OBJECTIVE:
Wherever the string "OFICIAL" appears in a line, extract that line.

ITEMS:
===============

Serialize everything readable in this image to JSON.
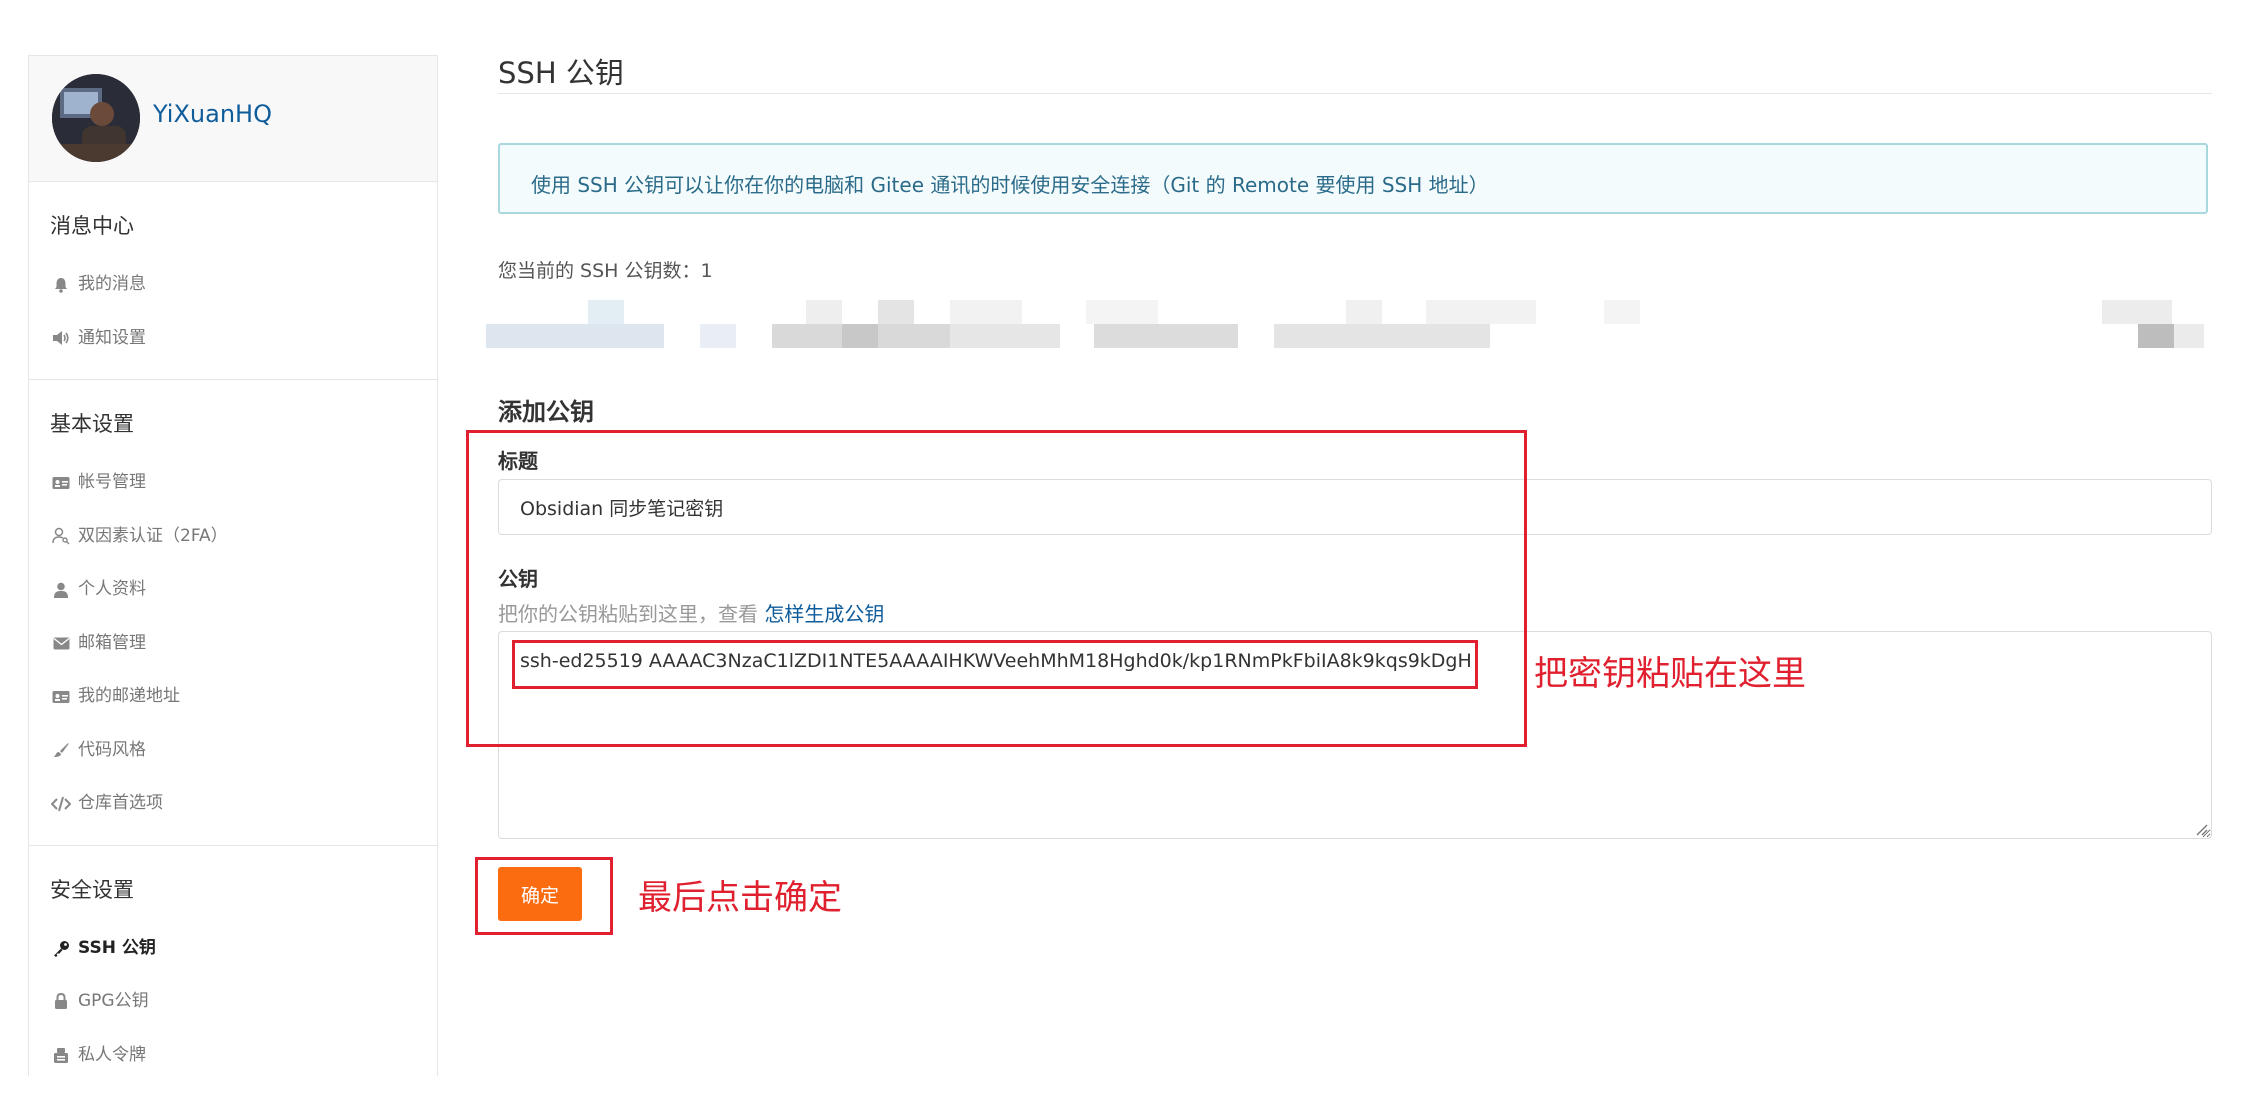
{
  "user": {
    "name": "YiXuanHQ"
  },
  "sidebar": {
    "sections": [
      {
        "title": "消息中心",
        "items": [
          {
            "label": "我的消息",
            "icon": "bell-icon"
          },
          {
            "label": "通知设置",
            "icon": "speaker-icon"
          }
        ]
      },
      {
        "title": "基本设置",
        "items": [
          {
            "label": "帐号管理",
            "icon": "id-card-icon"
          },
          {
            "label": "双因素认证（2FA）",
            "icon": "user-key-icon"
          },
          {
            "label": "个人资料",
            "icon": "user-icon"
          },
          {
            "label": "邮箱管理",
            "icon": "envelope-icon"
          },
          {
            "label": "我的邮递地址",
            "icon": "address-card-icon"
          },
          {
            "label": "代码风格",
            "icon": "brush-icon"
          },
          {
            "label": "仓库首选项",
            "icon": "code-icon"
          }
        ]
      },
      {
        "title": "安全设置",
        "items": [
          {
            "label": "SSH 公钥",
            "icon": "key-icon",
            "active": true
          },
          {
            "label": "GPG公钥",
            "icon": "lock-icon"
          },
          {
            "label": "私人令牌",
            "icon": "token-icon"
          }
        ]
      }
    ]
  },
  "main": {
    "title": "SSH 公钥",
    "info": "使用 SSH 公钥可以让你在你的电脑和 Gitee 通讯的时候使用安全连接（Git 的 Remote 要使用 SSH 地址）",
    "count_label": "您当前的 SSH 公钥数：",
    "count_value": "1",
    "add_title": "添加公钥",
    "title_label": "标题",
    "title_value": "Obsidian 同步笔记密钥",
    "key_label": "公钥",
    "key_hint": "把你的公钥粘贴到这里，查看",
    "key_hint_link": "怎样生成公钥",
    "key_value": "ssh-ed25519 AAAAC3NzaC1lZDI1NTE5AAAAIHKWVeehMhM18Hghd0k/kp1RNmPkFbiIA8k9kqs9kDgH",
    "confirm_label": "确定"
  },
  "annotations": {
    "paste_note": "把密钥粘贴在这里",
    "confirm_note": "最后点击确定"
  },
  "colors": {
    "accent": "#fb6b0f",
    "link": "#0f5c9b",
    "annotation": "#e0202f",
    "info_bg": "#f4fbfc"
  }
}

===============

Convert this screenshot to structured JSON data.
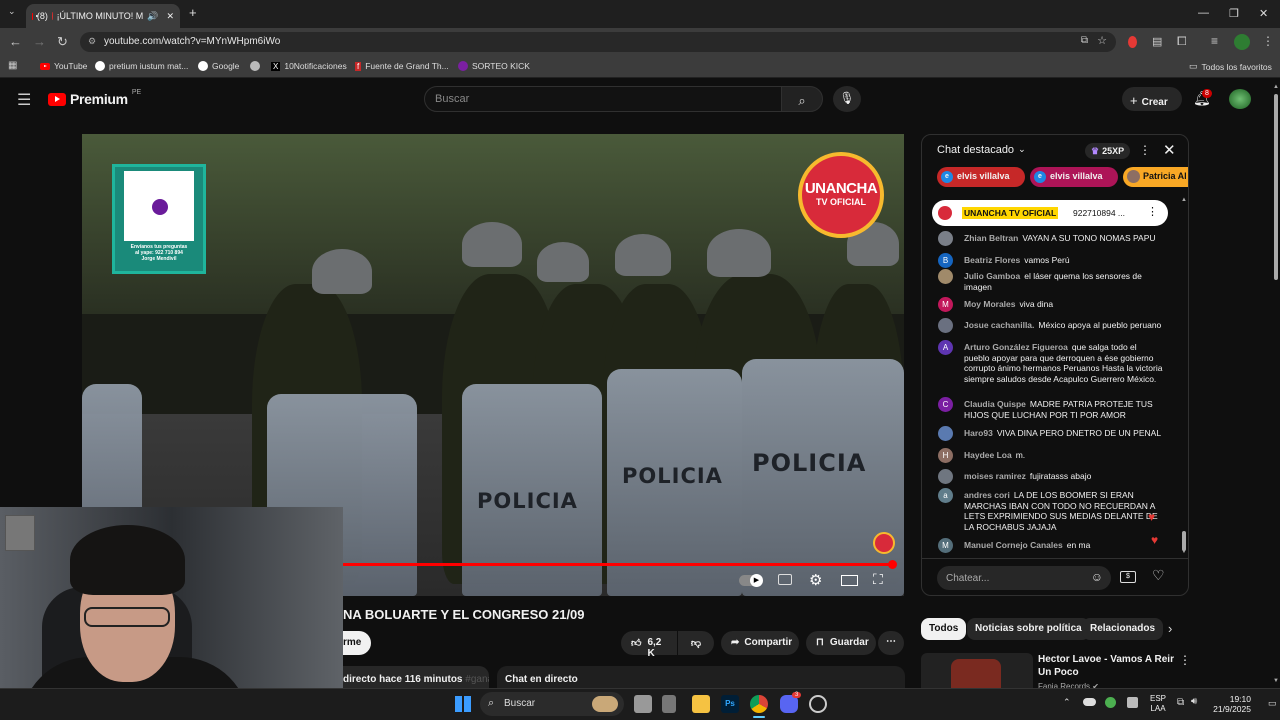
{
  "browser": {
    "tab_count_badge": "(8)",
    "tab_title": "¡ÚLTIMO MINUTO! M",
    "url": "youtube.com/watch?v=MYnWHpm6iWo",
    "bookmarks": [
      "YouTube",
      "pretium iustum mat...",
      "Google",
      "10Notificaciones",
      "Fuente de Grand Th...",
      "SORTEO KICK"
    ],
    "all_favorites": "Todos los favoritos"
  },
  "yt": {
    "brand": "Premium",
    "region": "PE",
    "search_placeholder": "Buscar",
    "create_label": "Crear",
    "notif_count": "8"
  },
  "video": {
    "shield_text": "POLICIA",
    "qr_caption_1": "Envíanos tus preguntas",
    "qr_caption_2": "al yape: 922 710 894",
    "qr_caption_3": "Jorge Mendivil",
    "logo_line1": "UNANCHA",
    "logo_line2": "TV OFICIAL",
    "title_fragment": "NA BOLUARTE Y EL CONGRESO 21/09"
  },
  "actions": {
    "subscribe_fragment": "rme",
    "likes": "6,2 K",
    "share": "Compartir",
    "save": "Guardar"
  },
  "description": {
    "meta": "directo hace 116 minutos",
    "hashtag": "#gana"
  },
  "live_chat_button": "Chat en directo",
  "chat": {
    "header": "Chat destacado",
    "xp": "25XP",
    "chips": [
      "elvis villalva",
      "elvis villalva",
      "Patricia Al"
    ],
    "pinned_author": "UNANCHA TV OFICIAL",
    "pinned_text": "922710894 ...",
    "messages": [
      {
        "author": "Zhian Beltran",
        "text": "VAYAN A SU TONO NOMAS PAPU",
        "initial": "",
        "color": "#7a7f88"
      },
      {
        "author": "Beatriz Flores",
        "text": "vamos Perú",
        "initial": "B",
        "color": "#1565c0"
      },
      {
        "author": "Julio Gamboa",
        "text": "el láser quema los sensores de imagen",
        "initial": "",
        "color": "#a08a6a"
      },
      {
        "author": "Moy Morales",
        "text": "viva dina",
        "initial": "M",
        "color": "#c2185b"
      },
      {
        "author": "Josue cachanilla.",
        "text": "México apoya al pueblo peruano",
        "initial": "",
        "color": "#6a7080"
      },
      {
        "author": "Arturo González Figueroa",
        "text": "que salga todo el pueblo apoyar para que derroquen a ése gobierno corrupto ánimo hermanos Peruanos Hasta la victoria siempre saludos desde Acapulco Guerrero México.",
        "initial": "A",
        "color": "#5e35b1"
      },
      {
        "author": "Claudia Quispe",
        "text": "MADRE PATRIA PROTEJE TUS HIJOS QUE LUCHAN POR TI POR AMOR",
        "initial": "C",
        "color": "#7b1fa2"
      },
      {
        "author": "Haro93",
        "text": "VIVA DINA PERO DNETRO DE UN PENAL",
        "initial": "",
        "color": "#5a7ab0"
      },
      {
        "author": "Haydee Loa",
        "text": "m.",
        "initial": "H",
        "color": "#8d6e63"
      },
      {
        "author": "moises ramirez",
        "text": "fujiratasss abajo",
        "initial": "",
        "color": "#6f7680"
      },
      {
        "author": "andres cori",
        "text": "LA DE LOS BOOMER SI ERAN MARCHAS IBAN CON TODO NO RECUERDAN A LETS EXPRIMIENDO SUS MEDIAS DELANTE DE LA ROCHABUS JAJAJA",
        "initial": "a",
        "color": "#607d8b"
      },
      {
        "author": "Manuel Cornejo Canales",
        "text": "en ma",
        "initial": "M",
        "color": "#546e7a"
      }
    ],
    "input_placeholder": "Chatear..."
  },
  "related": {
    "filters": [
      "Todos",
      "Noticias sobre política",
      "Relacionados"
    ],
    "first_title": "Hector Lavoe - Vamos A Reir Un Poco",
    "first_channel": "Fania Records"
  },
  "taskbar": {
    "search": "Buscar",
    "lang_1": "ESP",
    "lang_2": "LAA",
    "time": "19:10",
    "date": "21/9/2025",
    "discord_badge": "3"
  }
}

===============

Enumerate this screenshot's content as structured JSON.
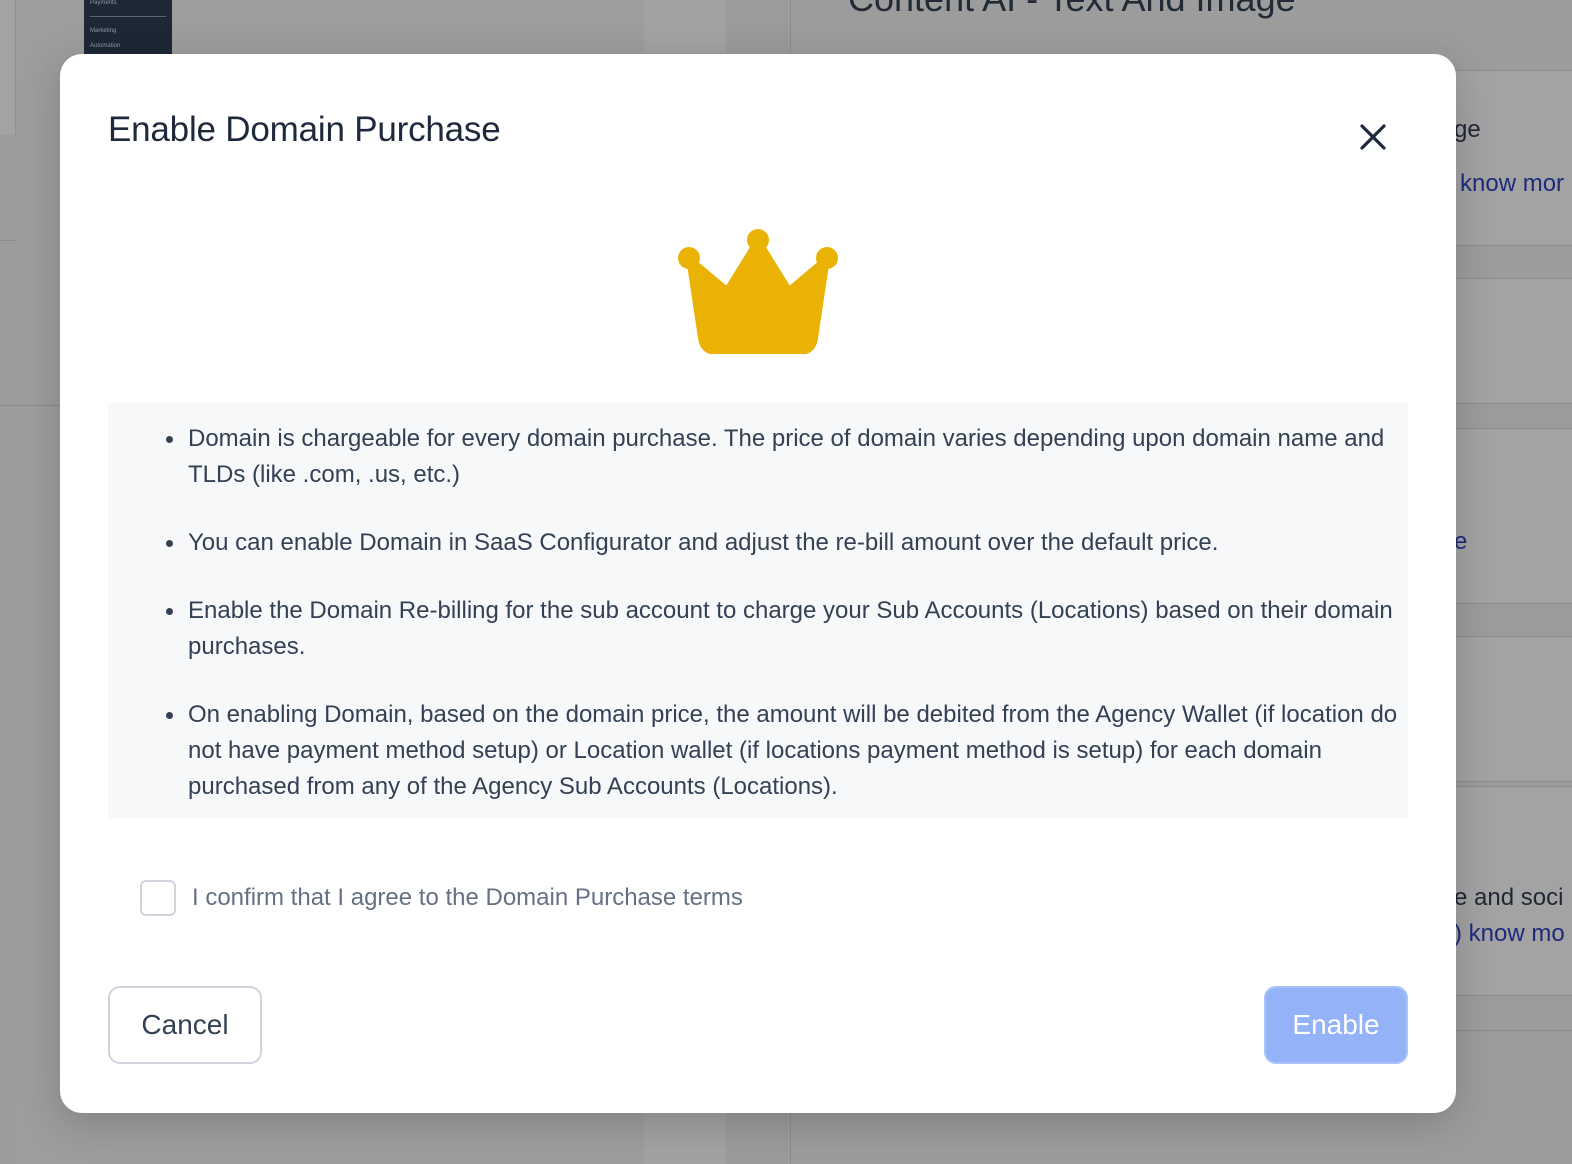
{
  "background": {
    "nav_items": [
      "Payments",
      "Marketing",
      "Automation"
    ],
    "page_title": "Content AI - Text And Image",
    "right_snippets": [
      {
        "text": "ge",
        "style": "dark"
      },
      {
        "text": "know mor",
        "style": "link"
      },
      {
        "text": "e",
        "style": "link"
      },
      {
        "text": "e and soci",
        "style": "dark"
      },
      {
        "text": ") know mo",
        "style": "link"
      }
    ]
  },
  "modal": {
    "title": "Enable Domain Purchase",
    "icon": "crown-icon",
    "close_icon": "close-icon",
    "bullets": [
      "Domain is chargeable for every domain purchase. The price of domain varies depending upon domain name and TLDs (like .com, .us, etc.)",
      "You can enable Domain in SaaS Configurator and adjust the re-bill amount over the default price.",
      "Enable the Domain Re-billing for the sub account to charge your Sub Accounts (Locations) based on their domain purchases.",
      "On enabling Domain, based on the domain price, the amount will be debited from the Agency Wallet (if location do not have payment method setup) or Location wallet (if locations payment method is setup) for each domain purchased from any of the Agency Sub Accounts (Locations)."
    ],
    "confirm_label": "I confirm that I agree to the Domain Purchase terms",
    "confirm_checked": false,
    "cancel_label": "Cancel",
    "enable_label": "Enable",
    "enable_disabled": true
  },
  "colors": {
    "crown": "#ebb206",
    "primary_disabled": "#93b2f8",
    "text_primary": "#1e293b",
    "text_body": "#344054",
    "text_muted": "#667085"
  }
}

===============

FINAL ANSWER:
    "logo_line2": "TV OFICIAL",
    "pinned_author": "UNANCHA TV OFICIAL",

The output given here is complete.